§ Stated exercise: Take each line containing "triangle" and report it exactly as written.

§ Records for the exercise:
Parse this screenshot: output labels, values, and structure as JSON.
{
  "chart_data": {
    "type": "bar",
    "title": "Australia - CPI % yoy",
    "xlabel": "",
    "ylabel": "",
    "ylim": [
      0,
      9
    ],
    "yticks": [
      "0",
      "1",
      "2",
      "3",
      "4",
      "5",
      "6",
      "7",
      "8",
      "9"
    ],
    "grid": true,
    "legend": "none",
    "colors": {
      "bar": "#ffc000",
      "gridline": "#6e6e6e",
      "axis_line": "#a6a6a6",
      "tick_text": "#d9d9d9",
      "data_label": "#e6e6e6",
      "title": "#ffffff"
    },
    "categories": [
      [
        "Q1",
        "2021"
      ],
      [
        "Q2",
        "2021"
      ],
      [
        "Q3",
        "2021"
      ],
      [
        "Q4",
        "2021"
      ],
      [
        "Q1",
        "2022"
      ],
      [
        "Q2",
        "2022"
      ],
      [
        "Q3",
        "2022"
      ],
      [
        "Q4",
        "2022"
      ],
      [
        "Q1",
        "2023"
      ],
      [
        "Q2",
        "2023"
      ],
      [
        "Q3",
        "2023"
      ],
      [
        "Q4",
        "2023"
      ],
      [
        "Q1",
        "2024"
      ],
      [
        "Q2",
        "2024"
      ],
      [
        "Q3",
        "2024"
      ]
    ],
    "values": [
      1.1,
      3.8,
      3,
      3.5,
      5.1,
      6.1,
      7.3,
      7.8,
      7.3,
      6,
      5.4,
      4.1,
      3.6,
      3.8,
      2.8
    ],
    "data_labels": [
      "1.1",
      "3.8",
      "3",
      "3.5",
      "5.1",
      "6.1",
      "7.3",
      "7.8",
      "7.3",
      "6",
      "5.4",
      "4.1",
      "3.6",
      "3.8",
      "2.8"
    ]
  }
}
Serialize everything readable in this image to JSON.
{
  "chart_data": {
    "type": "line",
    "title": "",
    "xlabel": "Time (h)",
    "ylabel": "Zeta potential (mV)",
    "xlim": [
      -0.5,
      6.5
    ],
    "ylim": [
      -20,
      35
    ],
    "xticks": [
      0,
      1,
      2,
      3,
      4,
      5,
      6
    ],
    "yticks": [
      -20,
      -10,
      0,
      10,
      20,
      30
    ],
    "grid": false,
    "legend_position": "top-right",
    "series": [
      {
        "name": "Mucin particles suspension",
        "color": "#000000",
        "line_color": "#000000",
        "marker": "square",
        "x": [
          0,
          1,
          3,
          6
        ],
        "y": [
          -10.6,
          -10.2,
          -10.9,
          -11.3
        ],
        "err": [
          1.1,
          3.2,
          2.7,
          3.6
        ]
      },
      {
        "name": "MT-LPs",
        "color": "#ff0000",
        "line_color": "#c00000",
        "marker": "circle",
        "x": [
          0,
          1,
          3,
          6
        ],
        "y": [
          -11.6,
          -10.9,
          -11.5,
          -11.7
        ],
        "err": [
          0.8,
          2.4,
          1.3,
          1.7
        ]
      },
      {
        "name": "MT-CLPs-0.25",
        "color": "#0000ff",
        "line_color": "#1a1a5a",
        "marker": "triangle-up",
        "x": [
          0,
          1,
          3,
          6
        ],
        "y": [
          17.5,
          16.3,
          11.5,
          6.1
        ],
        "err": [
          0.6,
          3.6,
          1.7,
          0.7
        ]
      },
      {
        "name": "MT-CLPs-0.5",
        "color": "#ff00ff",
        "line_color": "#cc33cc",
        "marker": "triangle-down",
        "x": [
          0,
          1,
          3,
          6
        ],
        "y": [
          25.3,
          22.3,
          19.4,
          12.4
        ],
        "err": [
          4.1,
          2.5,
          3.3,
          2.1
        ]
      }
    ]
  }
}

§ Reply to the task:
        "marker": "triangle-up",
        "marker": "triangle-down",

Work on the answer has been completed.